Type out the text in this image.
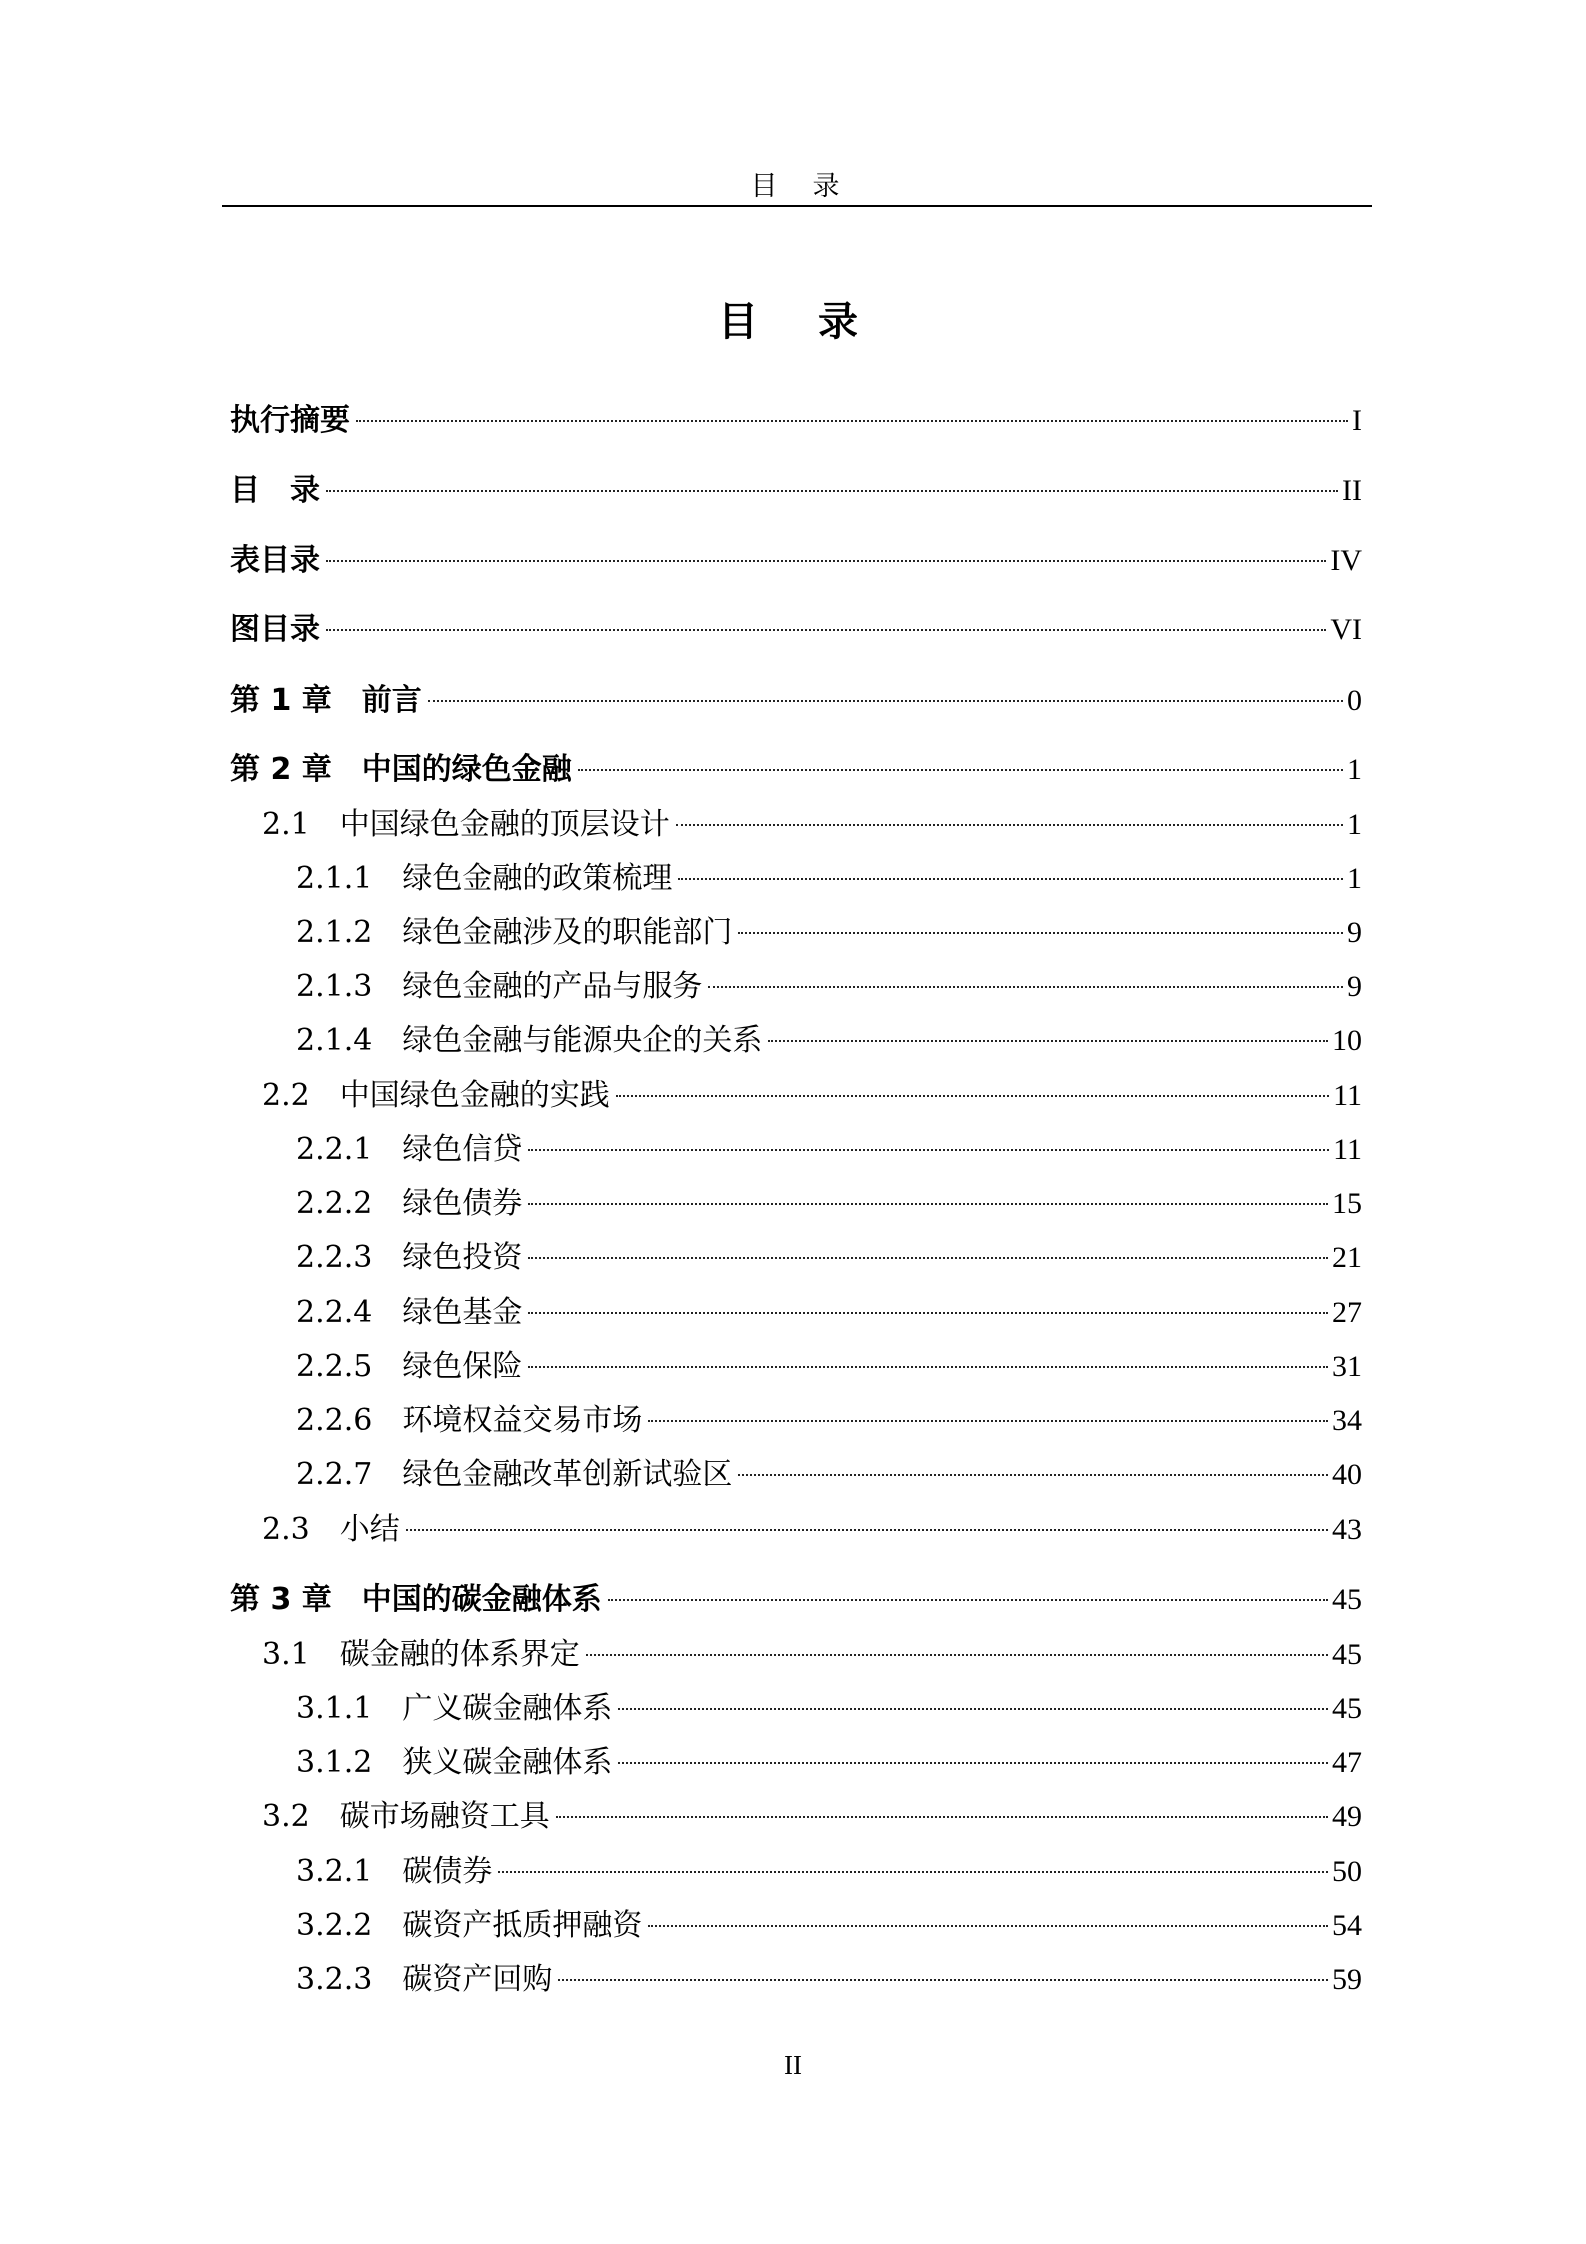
目　录
目　录
执行摘要	I
目　录	II
表目录	IV
图目录	VI
第 1 章　前言	0
第 2 章　中国的绿色金融	1
2.1　中国绿色金融的顶层设计	1
2.1.1　绿色金融的政策梳理	1
2.1.2　绿色金融涉及的职能部门	9
2.1.3　绿色金融的产品与服务	9
2.1.4　绿色金融与能源央企的关系	10
2.2　中国绿色金融的实践	11
2.2.1　绿色信贷	11
2.2.2　绿色债券	15
2.2.3　绿色投资	21
2.2.4　绿色基金	27
2.2.5　绿色保险	31
2.2.6　环境权益交易市场	34
2.2.7　绿色金融改革创新试验区	40
2.3　小结	43
第 3 章　中国的碳金融体系	45
3.1　碳金融的体系界定	45
3.1.1　广义碳金融体系	45
3.1.2　狭义碳金融体系	47
3.2　碳市场融资工具	49
3.2.1　碳债券	50
3.2.2　碳资产抵质押融资	54
3.2.3　碳资产回购	59
II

----

**INSTRUCTION**
Every line above should be returned word for word, with the pictures left behind.

**EXPECTED ANSWER**
Type out the text in this image.
目　录
目　录
执行摘要	I
目　录	II
表目录	IV
图目录	VI
第 1 章　前言	0
第 2 章　中国的绿色金融	1
2.1　中国绿色金融的顶层设计	1
2.1.1　绿色金融的政策梳理	1
2.1.2　绿色金融涉及的职能部门	9
2.1.3　绿色金融的产品与服务	9
2.1.4　绿色金融与能源央企的关系	10
2.2　中国绿色金融的实践	11
2.2.1　绿色信贷	11
2.2.2　绿色债券	15
2.2.3　绿色投资	21
2.2.4　绿色基金	27
2.2.5　绿色保险	31
2.2.6　环境权益交易市场	34
2.2.7　绿色金融改革创新试验区	40
2.3　小结	43
第 3 章　中国的碳金融体系	45
3.1　碳金融的体系界定	45
3.1.1　广义碳金融体系	45
3.1.2　狭义碳金融体系	47
3.2　碳市场融资工具	49
3.2.1　碳债券	50
3.2.2　碳资产抵质押融资	54
3.2.3　碳资产回购	59
II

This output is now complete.